:: Problem ::
Identify each line holding the string "utvecklas" and copy it.

──────── Information supplied ────────

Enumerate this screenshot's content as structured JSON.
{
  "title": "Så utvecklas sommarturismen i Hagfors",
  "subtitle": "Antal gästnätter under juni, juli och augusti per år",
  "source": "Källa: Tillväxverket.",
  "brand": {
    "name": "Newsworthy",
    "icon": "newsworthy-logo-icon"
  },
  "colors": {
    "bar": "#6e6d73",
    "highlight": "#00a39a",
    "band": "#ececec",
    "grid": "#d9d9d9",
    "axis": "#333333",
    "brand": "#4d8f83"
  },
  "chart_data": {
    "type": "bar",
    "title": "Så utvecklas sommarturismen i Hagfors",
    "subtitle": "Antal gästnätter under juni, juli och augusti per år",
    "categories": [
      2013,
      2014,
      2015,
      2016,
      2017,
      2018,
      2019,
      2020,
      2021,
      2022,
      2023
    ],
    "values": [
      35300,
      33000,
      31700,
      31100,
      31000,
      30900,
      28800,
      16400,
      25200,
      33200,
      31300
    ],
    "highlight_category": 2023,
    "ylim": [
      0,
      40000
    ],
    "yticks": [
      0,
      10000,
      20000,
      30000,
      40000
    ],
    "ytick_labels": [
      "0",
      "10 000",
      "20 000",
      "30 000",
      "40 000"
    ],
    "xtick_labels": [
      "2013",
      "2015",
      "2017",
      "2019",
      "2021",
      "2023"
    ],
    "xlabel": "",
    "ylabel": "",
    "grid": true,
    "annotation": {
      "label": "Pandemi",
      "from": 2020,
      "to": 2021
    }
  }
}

────────
──────── Information supplied ────────

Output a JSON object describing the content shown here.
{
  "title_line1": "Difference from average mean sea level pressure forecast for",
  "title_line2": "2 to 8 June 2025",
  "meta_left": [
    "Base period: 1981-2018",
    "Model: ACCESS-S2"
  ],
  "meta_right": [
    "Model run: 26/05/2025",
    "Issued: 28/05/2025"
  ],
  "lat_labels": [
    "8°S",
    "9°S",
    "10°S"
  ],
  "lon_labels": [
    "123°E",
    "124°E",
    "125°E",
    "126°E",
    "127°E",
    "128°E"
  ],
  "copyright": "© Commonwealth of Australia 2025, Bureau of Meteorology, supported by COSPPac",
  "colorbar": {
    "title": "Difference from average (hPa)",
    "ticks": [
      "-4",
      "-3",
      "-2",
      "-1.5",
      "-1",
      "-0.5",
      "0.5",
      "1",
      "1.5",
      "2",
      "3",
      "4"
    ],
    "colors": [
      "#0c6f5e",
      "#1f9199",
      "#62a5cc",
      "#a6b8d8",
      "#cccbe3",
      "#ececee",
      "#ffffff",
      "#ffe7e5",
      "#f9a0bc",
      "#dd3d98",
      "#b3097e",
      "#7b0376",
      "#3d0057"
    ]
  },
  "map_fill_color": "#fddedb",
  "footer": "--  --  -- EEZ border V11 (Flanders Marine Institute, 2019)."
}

────────

:: Task answer ::
  "title": "Så utvecklas sommarturismen i Hagfors",
    "title": "Så utvecklas sommarturismen i Hagfors",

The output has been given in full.